**TASKS TO PERFORM**.
1. Which senators does the S. 385 analysis name as introducing the bill?
2. Copy the part of the S. 385 analysis starting at "Mr. GRASSLEY (for" and ending at "1. SHORT TITLE.".
3. Continue the S. 385 analysis from where it stops.

**PASSAGE TO READ**.
Tuesday, March 29, 2005

The Legislative Cycle--S.385 Analysis

Here is the text of S. 385, from Thomas: My comments in bold.

109th CONGRESS
1st Session

S. 385

To amend the Food Security Act of 1985 to restore integrity to and strengthen payment limitation rules for commodity payments and benefits.

IN THE SENATE OF THE UNITED STATES

February 15, 2005

Mr. GRASSLEY (for himself, Mr. DORGAN, Mr. HAGEL, and Mr. JOHNSON) introduced the following bill; which was read twice and referred to the Committee on Agriculture, Nutrition, and Forestry


A BILL

To amend the Food Security Act of 1985 to restore integrity to and strengthen payment limitation rules for commodity payments and benefits. [You wish--I'm dubious.]

    Be it enacted by the Senate and House of Representatives of the United States of America in Congress assembled,

SECTION 1. SHORT TITLE.

**RECORDED INFORMATION**.
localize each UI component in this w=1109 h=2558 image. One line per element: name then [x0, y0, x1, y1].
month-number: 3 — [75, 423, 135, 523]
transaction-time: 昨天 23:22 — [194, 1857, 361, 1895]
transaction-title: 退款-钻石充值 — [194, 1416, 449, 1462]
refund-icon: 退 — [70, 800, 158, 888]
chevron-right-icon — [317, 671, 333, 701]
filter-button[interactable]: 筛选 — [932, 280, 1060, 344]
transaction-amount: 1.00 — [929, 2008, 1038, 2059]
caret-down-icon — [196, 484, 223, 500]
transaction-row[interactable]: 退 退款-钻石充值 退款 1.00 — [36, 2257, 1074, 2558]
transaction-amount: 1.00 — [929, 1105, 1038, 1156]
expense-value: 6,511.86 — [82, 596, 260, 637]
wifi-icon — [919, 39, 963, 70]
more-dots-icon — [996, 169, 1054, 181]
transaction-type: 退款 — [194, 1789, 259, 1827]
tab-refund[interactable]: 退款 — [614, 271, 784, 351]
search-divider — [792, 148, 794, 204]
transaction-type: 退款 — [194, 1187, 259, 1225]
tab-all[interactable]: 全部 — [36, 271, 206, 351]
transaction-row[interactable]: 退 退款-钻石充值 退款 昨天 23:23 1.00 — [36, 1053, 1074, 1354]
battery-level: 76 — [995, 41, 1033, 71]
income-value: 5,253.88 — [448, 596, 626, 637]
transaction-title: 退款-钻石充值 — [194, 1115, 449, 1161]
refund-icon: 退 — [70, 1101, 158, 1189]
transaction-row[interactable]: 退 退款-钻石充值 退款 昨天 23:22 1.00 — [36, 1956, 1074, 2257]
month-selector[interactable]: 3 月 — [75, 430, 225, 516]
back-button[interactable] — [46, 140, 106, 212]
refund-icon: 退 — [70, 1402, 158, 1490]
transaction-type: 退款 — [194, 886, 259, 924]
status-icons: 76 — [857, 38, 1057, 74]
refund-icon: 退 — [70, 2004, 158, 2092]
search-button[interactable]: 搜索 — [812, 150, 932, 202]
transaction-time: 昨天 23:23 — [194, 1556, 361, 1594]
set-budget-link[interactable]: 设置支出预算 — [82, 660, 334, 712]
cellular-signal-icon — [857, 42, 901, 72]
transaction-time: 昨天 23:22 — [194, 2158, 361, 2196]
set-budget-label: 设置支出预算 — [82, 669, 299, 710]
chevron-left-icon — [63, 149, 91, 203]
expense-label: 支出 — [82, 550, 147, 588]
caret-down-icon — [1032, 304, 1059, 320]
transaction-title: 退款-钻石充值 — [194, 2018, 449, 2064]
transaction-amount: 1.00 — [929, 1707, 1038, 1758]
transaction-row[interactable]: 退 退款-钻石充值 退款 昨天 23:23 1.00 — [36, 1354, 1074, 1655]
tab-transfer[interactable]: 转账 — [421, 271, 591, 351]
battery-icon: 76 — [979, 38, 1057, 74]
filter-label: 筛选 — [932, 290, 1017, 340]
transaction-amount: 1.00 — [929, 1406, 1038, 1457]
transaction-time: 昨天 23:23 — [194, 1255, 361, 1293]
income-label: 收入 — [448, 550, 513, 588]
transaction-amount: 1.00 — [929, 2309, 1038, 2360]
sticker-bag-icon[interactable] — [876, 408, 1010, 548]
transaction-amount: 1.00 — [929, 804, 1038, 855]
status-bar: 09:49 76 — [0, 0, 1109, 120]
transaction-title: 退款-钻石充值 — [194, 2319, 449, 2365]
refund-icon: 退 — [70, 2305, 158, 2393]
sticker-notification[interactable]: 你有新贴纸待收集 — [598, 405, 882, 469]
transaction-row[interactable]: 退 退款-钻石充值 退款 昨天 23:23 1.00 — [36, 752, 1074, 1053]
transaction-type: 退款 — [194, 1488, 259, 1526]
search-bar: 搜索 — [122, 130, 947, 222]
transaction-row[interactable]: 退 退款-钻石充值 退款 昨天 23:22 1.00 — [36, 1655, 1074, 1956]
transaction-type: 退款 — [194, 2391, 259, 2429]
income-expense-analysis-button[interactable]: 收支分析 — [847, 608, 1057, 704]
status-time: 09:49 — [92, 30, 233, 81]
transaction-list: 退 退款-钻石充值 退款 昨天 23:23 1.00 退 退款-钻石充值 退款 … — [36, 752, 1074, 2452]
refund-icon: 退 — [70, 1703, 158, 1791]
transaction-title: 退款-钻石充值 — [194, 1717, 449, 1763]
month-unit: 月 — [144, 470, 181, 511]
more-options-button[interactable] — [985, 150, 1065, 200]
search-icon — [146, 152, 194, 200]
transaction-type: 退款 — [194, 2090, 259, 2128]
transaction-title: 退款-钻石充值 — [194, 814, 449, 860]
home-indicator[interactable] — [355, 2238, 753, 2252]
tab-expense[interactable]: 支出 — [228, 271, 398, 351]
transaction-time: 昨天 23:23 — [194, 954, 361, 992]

**THE REPLIES**.
1. Mr. GRASSLEY, Mr. DORGAN, Mr. HAGEL, Mr. JOHNSON

2.
Mr. GRASSLEY (for himself, Mr. DORGAN, Mr. HAGEL, and Mr. JOHNSON) introduced the following bill; which was read twice and referred to the Committee on Agriculture, Nutrition, and Forestry


A BILL

To amend the Food Security Act of 1985 to restore integrity to and strengthen payment limitation rules for commodity payments and benefits. [You wish--I'm dubious.]

    Be it enacted by the Senate and House of Representatives of the United States of America in Congress assembled,

SECTION 1. SHORT TITLE.

3.
    This Act may be cited as the `Rural America Preservation Act'. [Almost always a name, often skewed to form a good acronym, as in the "Patriot Act".]

SEC. 2. PAYMENT LIMITATIONS.

    Section 1001 of the Food Security of 1985 (7 U.S.C. 1308) is amended--[the permanent authority for limitations]
      (1) in subsection (b)(1), by striking `$40,000' and inserting `$20,000';
      (2) in subsection (c)(1), by striking `$65,000' and inserting `$30,000';
      (3) in subsection (d), by striking `(d)' and all that follows through the end of paragraph (1) and inserting the following:
    `(d) Limitations on Marketing Loan Gains, Loan Deficiency Payments, and Commodity Certificate Transactions-[big thing here is including certificates]
      `(1) LOAN COMMODITIES- The total amount of the following gains and payments that a person may receive during any crop year may not exceed $75,000:
        `(A)(i) Any gain realized by a producer from repaying a marketing assistance loan for 1 or more loan commodities under subtitle B of title I of the Farm Security and Rural Investment Act of 2002 (7 U.S.C. 7931 et seq.) at a lower level than the original loan rate established for the loan commodity under that subtitle.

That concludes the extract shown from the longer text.